> **Text segment**

begin

# Can it be done - Adria Vision with a scooter inside?



## FordPrefect (Feb 9, 2010)

Has anyone, anywhere managed it and still stayed below 3850 kilos? We're looking at buying a used Vision 707SG specifically because it has a garage, and the layout we're after. But still we are concerned that with about 700 kilos of payload available this won't be enough to wild camp and carry a 100cc scooter for nipping about on. Has anyone managed it, or is the scooter ramp accessory for the garage the biggest red herring about?

Many thanks.


----------



## wilse (Aug 10, 2007)

Curious to know if you've progressed with this?

I did see a vision with a scooter sliding rack in the garage, but it was at the dealers... hence no scooter.

end

> **Provided material**
begin

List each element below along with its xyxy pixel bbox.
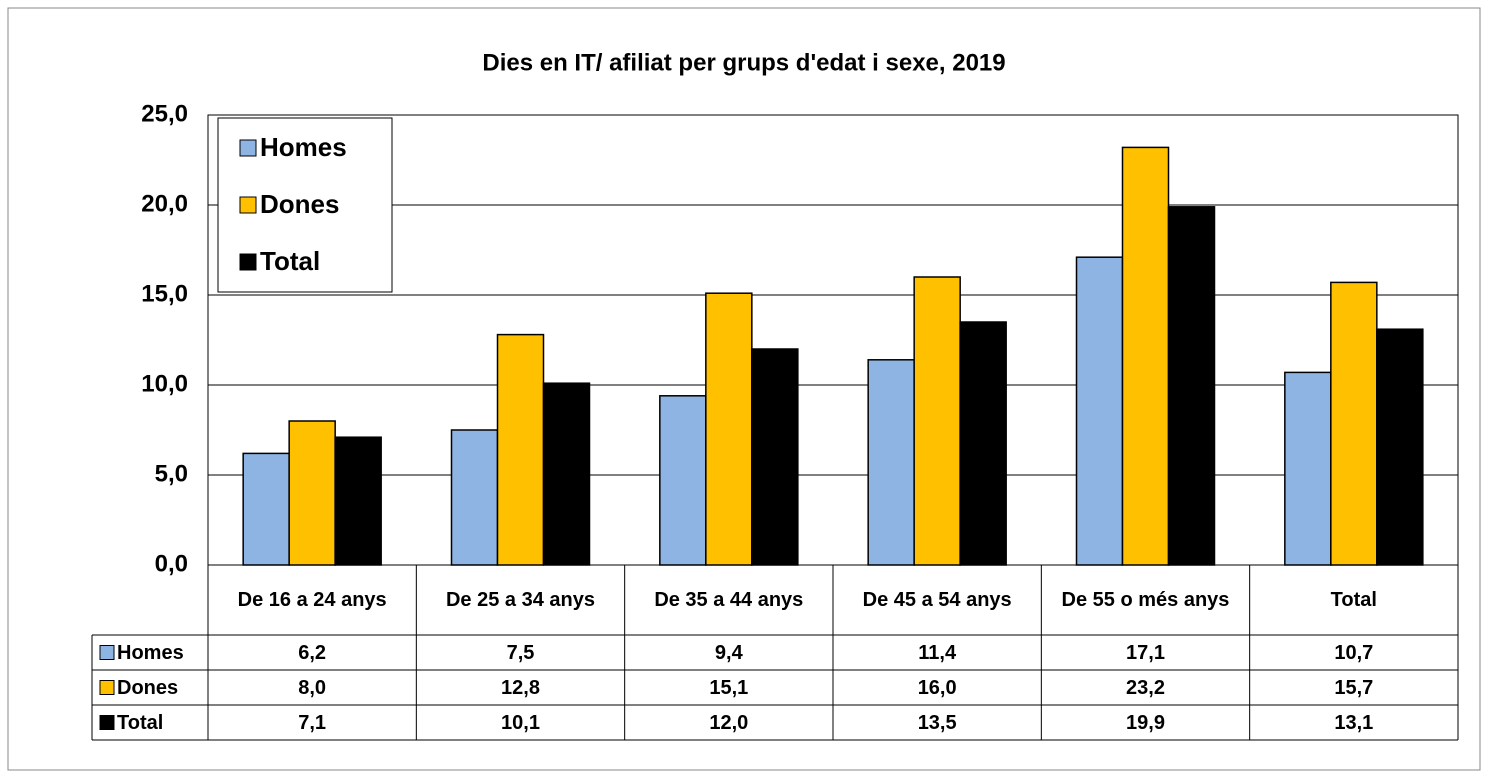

end

> **Required task 1**
Using the scooter thread, say whether each statement agrees with it, answering yes or no and quoting the deciding words: (a) the first poster wants the loaded vehicle to stay below 3850 kilos; (b) the scooter the first poster plans to carry is a 125cc model; (c) the Vision the second poster saw had a scooter in its garage.
> **Required task 2**
List every quantity in the scooter thread that is given with a unit of measure.

> **Exercise solution 1**
(a) Yes: "still stayed below 3850 kilos"
(b) No: "carry a 100cc scooter for nipping about on"
(c) No: "it was at the dealers... hence no scooter"

> **Exercise solution 2**
3850 kilos
700 kilos
100cc